▶ _TASK GOAL_
Extract every line that contains the word "text".

▶ _ENTRIES_
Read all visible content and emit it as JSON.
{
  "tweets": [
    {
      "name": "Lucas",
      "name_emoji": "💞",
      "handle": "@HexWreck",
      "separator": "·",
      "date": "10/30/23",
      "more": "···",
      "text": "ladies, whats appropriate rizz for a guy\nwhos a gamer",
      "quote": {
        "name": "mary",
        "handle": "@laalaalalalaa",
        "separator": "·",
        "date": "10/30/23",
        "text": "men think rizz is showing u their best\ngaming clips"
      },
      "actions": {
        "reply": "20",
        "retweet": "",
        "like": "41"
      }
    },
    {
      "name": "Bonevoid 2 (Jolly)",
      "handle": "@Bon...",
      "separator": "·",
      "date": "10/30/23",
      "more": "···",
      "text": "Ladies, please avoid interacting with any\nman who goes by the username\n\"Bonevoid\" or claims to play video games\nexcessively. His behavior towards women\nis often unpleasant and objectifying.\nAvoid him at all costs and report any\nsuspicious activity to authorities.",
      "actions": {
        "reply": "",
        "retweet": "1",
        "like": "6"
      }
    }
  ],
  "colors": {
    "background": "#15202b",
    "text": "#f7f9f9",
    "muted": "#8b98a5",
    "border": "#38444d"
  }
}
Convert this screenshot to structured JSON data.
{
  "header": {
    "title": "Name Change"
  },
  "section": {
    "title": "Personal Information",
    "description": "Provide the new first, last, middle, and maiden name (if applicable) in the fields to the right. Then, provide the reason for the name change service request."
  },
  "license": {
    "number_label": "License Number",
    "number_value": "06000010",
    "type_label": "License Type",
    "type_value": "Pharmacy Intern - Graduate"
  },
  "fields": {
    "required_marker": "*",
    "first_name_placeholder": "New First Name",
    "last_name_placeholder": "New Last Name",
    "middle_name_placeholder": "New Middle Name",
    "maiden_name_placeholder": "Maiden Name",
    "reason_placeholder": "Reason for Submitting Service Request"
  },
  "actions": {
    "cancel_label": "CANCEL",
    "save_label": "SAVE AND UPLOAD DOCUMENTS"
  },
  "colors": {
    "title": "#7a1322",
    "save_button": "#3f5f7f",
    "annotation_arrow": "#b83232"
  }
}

▶ _SOLUTION_
      "text": "ladies, whats appropriate rizz for a guy\nwhos a gamer",
        "text": "men think rizz is showing u their best\ngaming clips"
      "text": "Ladies, please avoid interacting with any\nman who goes by the username\n\"Bonevoid\" or claims to play video games\nexcessively. His behavior towards women\nis often unpleasant and objectifying.\nAvoid him at all costs and report any\nsuspicious activity to authorities.",
    "text": "#f7f9f9",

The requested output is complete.